(Provided text begins)
Tuesday, April 5, 2011

How many hours are in a story point?

One of the questions people tend to have when thinking about story point estimation is how many hours are in a story point. With some people, they say they're trying to estimate the stories in hours, and then figure out how many story points they are from the hours estimate. I don't have a problem with that, as long as they really understand how story points relate to hours. When they don't understand the relation, they tend to think a simple conversion like 5 hours per story point is sufficient for estimating in points this way. I disagree.

I came across a Mike Cohn's blog entry titled How Do Story Points Relate to Hours? where he discusses the relationship between story points and hours. To summarize his thoughts, he states that the bucket for x-story-point estimates represents a distribution of hours. For example, the five-story-point stories estimated by a particular team would relate to a range between 15 and 30 hours. The hours distribution for one-story-point stories is going to be different than the distribution for the eight-story-point stories.

What this also means, is that the distribution in the smaller story point estimates should be much tighter than the distribution in the larger story point estimates. Estimating the size of a story that asks for a new label and a new entry box on a web page should be much easier to estimate than a story that asks for adding single-sign-on support across multiple web applications. To illustrate this concept to my team, I decided to collect data from our last 6 iterations and graph the different story point estimates against both the estimated hours, and the actual hours.

If you were to take a collection of estimated stories from a team and come up with a number like 5 hours per story point, then you would be assuming that all stories are estimated with the same level of accuracy. In practice, the larger stories contain more unknowns and therefore suffer from less accurate estimations than the smaller stories. The graphs above demonstrate this and tell me that each story point level (1,2,3,5, etc) has it's own level of accuracy and using a single conversion for estimation is not a good idea. Other than helping me illustrate the hours relation to my team, how else can this information be used? It can be used to show product owners how important it is for us to break stories down into smaller (hopefully easier estimated) stories.
(Provided text ends)
(Extracted information begins)
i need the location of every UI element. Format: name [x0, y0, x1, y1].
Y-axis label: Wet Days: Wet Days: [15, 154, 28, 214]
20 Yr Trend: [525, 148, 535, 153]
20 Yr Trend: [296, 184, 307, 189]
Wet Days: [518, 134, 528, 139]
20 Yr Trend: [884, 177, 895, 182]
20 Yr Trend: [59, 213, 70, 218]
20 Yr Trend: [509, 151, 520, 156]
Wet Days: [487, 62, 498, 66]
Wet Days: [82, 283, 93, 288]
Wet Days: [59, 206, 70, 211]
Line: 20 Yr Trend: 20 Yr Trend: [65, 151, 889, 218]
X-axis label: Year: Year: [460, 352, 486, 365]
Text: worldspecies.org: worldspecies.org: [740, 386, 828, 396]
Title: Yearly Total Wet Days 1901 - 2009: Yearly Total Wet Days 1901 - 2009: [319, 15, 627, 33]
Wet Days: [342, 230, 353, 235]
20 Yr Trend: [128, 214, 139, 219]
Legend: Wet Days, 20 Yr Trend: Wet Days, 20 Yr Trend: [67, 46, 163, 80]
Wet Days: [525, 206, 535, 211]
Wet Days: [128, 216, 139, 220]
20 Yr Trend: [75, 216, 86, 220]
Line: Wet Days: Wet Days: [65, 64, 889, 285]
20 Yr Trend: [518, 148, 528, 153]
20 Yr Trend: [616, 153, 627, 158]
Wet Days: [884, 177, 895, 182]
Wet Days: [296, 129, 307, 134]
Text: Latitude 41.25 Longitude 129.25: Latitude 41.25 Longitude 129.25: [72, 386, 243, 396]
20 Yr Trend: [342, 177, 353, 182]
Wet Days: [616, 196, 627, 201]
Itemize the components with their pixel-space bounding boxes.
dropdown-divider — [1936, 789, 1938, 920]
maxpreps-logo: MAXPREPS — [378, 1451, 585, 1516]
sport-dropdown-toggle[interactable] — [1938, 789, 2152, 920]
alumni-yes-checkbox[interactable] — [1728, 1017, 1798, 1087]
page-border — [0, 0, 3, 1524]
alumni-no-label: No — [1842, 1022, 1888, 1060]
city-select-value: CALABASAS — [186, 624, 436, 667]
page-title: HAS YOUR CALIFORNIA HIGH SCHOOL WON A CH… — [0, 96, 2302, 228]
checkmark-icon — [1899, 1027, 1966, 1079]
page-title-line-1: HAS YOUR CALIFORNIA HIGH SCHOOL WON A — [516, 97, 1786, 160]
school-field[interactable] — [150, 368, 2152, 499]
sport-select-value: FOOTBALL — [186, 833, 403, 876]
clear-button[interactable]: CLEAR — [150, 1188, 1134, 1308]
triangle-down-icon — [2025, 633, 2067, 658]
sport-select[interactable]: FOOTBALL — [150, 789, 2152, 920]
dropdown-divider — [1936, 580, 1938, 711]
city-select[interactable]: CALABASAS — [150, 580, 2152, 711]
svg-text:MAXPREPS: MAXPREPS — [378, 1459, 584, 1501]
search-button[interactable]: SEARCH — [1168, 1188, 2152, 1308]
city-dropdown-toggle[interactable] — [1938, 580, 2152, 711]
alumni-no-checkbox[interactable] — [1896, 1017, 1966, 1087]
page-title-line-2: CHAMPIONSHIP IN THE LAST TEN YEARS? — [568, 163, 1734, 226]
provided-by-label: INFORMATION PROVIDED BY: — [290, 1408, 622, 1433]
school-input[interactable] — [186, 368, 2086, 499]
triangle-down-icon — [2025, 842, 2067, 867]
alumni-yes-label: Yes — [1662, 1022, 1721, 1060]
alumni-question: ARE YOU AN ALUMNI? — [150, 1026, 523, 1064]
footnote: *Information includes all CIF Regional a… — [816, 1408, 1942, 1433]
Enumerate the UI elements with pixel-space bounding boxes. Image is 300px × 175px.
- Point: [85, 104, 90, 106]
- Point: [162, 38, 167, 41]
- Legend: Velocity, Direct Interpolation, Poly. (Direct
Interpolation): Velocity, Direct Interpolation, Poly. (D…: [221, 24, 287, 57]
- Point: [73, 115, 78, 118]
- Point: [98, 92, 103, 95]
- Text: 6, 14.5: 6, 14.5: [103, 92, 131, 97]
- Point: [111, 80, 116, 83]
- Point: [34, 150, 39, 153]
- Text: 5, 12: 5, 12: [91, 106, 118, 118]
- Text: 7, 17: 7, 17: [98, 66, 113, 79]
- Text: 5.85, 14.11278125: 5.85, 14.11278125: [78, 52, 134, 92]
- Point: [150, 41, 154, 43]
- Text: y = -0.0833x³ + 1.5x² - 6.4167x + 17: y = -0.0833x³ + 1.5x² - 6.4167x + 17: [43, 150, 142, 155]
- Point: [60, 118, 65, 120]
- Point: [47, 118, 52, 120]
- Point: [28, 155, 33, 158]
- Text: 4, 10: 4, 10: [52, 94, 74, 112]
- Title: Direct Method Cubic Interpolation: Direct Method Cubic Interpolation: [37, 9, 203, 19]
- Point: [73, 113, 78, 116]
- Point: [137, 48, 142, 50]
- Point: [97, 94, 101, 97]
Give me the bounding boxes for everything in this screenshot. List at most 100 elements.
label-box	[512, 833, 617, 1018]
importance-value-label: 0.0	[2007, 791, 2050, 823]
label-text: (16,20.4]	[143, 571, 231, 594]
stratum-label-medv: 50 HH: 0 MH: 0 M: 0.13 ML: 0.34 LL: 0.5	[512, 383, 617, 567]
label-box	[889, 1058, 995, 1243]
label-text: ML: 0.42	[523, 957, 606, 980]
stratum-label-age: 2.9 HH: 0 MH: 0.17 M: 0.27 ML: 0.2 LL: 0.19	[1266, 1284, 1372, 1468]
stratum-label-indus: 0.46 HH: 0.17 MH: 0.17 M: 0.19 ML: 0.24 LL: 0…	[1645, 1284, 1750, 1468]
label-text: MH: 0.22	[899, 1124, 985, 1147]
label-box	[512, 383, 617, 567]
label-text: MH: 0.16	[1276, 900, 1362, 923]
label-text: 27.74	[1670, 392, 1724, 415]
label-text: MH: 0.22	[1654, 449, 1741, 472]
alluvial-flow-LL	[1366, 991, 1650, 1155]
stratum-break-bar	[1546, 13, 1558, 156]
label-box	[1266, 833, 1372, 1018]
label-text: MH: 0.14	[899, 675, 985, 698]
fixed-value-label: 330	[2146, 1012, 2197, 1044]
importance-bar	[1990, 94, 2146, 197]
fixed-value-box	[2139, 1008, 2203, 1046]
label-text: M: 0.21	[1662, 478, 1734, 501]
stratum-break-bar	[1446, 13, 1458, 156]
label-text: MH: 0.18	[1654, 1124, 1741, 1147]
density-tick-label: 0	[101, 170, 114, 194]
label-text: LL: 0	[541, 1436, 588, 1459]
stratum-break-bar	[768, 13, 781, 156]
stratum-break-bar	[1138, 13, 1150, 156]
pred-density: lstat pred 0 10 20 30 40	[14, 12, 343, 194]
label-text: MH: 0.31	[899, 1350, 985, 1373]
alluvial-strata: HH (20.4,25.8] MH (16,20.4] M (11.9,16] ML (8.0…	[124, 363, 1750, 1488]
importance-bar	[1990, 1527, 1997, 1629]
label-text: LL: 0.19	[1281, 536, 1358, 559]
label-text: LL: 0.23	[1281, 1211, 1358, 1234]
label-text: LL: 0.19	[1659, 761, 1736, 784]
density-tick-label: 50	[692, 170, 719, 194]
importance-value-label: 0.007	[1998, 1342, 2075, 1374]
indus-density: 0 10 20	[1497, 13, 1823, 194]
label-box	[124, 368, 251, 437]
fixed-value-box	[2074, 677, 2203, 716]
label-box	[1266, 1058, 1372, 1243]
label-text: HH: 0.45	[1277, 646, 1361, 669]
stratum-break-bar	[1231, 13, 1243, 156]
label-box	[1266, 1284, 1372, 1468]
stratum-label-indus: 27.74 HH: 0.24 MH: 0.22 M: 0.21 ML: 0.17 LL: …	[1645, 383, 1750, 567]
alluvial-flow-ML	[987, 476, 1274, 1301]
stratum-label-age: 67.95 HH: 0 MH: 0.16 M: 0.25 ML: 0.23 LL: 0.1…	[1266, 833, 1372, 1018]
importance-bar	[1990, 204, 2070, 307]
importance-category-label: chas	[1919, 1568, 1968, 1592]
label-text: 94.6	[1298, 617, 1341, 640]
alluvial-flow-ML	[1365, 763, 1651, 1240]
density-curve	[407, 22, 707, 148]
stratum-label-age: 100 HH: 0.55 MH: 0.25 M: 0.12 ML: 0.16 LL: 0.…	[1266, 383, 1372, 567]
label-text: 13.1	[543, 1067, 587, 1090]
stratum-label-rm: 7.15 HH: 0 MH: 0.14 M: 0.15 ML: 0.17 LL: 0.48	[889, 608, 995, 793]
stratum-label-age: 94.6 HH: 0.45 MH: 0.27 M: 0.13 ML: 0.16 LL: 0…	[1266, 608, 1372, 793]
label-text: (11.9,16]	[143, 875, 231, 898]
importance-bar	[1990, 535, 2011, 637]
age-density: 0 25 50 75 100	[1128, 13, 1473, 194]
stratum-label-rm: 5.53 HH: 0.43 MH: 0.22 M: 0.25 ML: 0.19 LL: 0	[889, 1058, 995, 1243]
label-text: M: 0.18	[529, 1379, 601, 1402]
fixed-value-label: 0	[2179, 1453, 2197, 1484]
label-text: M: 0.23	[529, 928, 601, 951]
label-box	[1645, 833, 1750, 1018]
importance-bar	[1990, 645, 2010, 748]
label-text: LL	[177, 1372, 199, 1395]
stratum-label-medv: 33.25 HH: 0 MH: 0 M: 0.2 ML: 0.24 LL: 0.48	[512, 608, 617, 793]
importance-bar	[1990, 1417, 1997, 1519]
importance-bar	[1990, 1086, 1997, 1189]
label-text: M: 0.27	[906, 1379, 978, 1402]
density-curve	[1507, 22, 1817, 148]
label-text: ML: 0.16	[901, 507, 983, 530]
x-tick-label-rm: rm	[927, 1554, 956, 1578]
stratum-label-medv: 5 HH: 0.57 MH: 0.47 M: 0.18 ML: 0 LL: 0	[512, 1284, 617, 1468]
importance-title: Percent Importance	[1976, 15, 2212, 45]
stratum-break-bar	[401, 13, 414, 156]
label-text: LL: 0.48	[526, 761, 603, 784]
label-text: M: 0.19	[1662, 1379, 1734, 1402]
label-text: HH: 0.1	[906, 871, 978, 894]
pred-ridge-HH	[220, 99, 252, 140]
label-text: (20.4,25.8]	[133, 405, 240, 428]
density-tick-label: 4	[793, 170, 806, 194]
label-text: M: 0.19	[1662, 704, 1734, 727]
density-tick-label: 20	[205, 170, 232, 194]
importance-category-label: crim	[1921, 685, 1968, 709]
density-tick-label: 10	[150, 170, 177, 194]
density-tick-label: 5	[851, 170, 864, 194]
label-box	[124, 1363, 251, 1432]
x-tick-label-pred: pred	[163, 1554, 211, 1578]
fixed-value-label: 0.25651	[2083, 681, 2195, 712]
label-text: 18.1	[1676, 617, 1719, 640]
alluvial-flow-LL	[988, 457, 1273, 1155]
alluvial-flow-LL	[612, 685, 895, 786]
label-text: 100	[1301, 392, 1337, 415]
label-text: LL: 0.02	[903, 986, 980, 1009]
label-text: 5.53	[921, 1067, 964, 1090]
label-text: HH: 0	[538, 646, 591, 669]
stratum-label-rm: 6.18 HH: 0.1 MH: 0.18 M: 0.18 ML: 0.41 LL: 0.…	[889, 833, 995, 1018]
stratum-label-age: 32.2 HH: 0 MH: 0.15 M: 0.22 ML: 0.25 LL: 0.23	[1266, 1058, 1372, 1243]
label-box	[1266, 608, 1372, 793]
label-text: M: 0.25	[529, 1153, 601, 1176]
(Extracted information ends)
Work request A
From the story point post, please extract everything from "I came across" down to "the eight-story-point stories.".
Work request B
Condense the paragraph of the story point post that begins "I came across a Mike Cohn's blog entry" into a short bulleted list that keeps its main facts.

Solution A
I came across a Mike Cohn's blog entry titled How Do Story Points Relate to Hours? where he discusses the relationship between story points and hours. To summarize his thoughts, he states that the bucket for x-story-point estimates represents a distribution of hours. For example, the five-story-point stories estimated by a particular team would relate to a range between 15 and 30 hours. The hours distribution for one-story-point stories is going to be different than the distribution for the eight-story-point stories.

Solution B
- Mike Cohn's blog entry "How Do Story Points Relate to Hours?" discusses how story points relate to hours.
- He says the bucket for each story-point estimate represents a distribution of hours.
- For a particular team, five-point stories might relate to a range of 15 to 30 hours.
- The hours distribution for one-point stories will differ from that for eight-point stories.